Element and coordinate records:
━━━━━━━━━━━━━━━━
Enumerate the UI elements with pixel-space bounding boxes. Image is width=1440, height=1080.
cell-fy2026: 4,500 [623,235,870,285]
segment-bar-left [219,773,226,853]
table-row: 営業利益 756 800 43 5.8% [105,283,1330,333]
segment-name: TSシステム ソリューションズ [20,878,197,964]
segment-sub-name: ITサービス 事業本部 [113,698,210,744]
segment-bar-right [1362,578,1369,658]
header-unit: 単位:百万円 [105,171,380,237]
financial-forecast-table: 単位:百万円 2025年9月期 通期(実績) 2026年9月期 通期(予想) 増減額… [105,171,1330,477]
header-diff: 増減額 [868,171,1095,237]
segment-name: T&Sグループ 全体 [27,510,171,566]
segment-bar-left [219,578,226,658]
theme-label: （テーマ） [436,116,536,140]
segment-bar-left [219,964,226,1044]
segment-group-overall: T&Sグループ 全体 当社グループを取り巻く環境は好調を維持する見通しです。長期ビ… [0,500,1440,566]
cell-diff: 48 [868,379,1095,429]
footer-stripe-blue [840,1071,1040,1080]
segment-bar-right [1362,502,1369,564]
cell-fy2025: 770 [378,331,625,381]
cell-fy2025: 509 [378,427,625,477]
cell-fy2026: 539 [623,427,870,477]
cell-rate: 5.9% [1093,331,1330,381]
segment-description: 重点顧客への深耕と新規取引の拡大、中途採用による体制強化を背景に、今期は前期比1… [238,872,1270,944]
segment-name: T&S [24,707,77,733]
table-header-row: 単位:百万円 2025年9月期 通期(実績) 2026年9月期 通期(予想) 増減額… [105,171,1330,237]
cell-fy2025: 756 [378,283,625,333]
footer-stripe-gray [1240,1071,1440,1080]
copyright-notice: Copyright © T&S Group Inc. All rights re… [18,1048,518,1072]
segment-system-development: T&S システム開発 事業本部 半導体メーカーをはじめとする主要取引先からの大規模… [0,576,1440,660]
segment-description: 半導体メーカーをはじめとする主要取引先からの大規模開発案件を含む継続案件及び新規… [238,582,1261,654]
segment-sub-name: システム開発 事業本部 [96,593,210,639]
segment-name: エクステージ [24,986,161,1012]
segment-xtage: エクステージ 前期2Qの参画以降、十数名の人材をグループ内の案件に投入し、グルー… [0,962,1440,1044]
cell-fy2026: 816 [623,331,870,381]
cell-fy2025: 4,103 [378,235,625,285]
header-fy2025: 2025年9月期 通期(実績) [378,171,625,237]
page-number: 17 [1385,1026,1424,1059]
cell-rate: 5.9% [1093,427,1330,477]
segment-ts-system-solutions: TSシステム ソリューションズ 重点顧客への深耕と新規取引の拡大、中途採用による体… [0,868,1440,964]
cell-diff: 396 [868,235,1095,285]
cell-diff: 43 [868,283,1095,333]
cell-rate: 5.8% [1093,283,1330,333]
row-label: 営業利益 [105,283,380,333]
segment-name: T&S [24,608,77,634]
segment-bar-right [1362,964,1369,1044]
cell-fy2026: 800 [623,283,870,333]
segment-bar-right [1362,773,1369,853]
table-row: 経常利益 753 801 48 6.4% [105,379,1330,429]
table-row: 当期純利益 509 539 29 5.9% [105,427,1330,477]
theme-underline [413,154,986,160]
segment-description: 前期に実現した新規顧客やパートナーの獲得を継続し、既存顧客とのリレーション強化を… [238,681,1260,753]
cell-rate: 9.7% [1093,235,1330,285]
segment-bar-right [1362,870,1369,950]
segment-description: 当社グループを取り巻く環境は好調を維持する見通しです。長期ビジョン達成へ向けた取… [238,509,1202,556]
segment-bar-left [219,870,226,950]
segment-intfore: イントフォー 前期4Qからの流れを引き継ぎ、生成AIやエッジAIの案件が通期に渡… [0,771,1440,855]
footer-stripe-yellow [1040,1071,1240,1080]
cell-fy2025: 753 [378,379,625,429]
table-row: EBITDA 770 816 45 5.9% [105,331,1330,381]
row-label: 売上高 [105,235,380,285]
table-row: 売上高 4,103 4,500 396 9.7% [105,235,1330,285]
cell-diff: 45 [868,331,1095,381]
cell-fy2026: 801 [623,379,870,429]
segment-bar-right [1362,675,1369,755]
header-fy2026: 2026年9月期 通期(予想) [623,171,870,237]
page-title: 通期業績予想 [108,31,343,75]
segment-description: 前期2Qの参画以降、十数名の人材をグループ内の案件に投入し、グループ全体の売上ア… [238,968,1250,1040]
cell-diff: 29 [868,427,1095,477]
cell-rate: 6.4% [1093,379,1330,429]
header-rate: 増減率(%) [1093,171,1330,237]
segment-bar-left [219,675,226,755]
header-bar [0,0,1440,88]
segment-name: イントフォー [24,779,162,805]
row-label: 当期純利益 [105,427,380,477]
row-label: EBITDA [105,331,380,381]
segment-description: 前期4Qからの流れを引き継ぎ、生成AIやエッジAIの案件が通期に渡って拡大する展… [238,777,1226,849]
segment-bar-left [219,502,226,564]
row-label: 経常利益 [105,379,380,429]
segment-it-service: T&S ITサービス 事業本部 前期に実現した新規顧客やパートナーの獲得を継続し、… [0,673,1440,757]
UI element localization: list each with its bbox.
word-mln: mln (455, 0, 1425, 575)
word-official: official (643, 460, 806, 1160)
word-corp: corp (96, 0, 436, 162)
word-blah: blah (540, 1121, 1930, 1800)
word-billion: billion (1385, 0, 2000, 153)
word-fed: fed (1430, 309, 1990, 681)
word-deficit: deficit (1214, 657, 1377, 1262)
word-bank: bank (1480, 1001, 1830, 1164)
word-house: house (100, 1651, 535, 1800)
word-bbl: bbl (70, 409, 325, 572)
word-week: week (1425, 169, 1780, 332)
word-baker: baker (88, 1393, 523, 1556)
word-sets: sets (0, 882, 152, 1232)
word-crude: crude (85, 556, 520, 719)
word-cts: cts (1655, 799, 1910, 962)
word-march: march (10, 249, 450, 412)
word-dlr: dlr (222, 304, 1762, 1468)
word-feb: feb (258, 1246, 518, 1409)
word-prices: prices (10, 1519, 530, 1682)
━━━━━━━━━━━━━━━━
◆ **Requirement**
Duplicate the rows from the start of the records through the line containing "segment-bar-left [219,964,226,1044]", including both of those lines.

◆ **Correct output**
Enumerate the UI elements with pixel-space bounding boxes. Image is width=1440, height=1080.
cell-fy2026: 4,500 [623,235,870,285]
segment-bar-left [219,773,226,853]
table-row: 営業利益 756 800 43 5.8% [105,283,1330,333]
segment-name: TSシステム ソリューションズ [20,878,197,964]
segment-sub-name: ITサービス 事業本部 [113,698,210,744]
segment-bar-right [1362,578,1369,658]
header-unit: 単位:百万円 [105,171,380,237]
financial-forecast-table: 単位:百万円 2025年9月期 通期(実績) 2026年9月期 通期(予想) 増減額… [105,171,1330,477]
header-diff: 増減額 [868,171,1095,237]
segment-name: T&Sグループ 全体 [27,510,171,566]
segment-bar-left [219,578,226,658]
theme-label: （テーマ） [436,116,536,140]
segment-bar-left [219,964,226,1044]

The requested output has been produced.